* [INPUT]
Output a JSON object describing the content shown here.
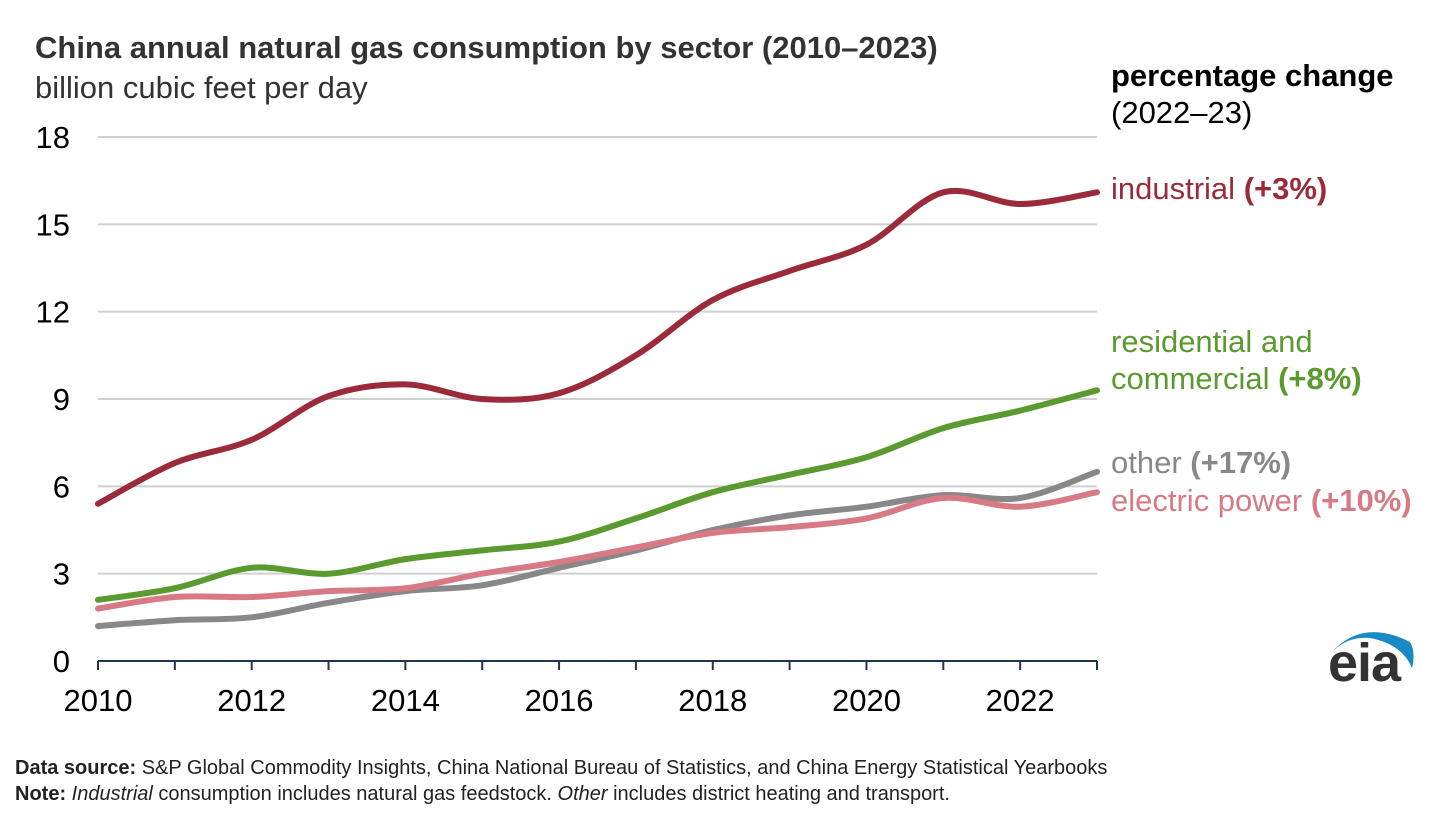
{
  "header": {
    "title": "China annual natural gas consumption by sector (2010–2023)",
    "subtitle": "billion cubic feet per day"
  },
  "legend": {
    "heading": "percentage change",
    "subheading": "(2022–23)"
  },
  "footer": {
    "source_label": "Data source:",
    "source_text": " S&P Global Commodity Insights, China National Bureau of Statistics, and China Energy Statistical Yearbooks",
    "note_label": "Note:",
    "note_italic_1": "Industrial",
    "note_text_1": " consumption includes natural gas feedstock. ",
    "note_italic_2": "Other",
    "note_text_2": " includes district heating and transport."
  },
  "logo": {
    "text": "eia",
    "icon": "eia-swoosh-logo",
    "color": "#1a8ac6"
  },
  "chart_data": {
    "type": "line",
    "title": "China annual natural gas consumption by sector (2010–2023)",
    "ylabel": "billion cubic feet per day",
    "x": [
      2010,
      2011,
      2012,
      2013,
      2014,
      2015,
      2016,
      2017,
      2018,
      2019,
      2020,
      2021,
      2022,
      2023
    ],
    "xlim": [
      2010,
      2023
    ],
    "ylim": [
      0,
      18
    ],
    "xticks": [
      2010,
      2012,
      2014,
      2016,
      2018,
      2020,
      2022
    ],
    "yticks": [
      0,
      3,
      6,
      9,
      12,
      15,
      18
    ],
    "grid": true,
    "legend_placement": "right, direct labels",
    "series": [
      {
        "name": "industrial",
        "change": "(+3%)",
        "color": "#9b2b3a",
        "values": [
          5.4,
          6.8,
          7.6,
          9.1,
          9.5,
          9.0,
          9.2,
          10.5,
          12.4,
          13.4,
          14.3,
          16.1,
          15.7,
          16.1
        ]
      },
      {
        "name": "residential and commercial",
        "name_line1": "residential and",
        "name_line2": "commercial",
        "change": "(+8%)",
        "color": "#5a9a2e",
        "values": [
          2.1,
          2.5,
          3.2,
          3.0,
          3.5,
          3.8,
          4.1,
          4.9,
          5.8,
          6.4,
          7.0,
          8.0,
          8.6,
          9.3
        ]
      },
      {
        "name": "other",
        "change": "(+17%)",
        "color": "#888888",
        "values": [
          1.2,
          1.4,
          1.5,
          2.0,
          2.4,
          2.6,
          3.2,
          3.8,
          4.5,
          5.0,
          5.3,
          5.7,
          5.6,
          6.5
        ]
      },
      {
        "name": "electric power",
        "change": "(+10%)",
        "color": "#d87a86",
        "values": [
          1.8,
          2.2,
          2.2,
          2.4,
          2.5,
          3.0,
          3.4,
          3.9,
          4.4,
          4.6,
          4.9,
          5.6,
          5.3,
          5.8
        ]
      }
    ]
  }
}
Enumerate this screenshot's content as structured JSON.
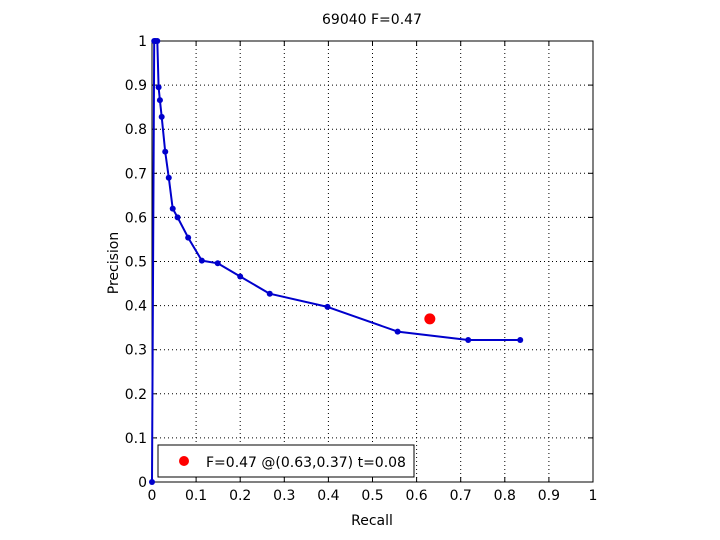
{
  "chart_data": {
    "type": "line",
    "title": "69040 F=0.47",
    "xlabel": "Recall",
    "ylabel": "Precision",
    "xlim": [
      0,
      1
    ],
    "ylim": [
      0,
      1
    ],
    "xticks": [
      "0",
      "0.1",
      "0.2",
      "0.3",
      "0.4",
      "0.5",
      "0.6",
      "0.7",
      "0.8",
      "0.9",
      "1"
    ],
    "yticks": [
      "0",
      "0.1",
      "0.2",
      "0.3",
      "0.4",
      "0.5",
      "0.6",
      "0.7",
      "0.8",
      "0.9",
      "1"
    ],
    "grid": true,
    "legend_position": "bottom-left",
    "series": [
      {
        "color": "#0000cc",
        "x": [
          0.0,
          0.005,
          0.008,
          0.012,
          0.015,
          0.018,
          0.022,
          0.03,
          0.038,
          0.047,
          0.058,
          0.082,
          0.113,
          0.149,
          0.2,
          0.267,
          0.398,
          0.557,
          0.717,
          0.835
        ],
        "y": [
          0.0,
          1.0,
          1.0,
          1.0,
          0.895,
          0.866,
          0.828,
          0.749,
          0.69,
          0.62,
          0.6,
          0.554,
          0.502,
          0.496,
          0.466,
          0.427,
          0.397,
          0.341,
          0.322,
          0.322
        ]
      }
    ],
    "best_point": {
      "x": 0.63,
      "y": 0.37,
      "color": "#ff0000"
    },
    "legend": {
      "label": "F=0.47 @(0.63,0.37) t=0.08"
    }
  }
}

* [WORK INSTRUCTIONS]
Scan the material for lines with the word "change", and copy each line you find.

* [THE ANSWER]
    "heading": "percentage change",
        "change": "(+3%)",
        "change": "(+8%)",
        "change": "(+17%)",
        "change": "(+10%)",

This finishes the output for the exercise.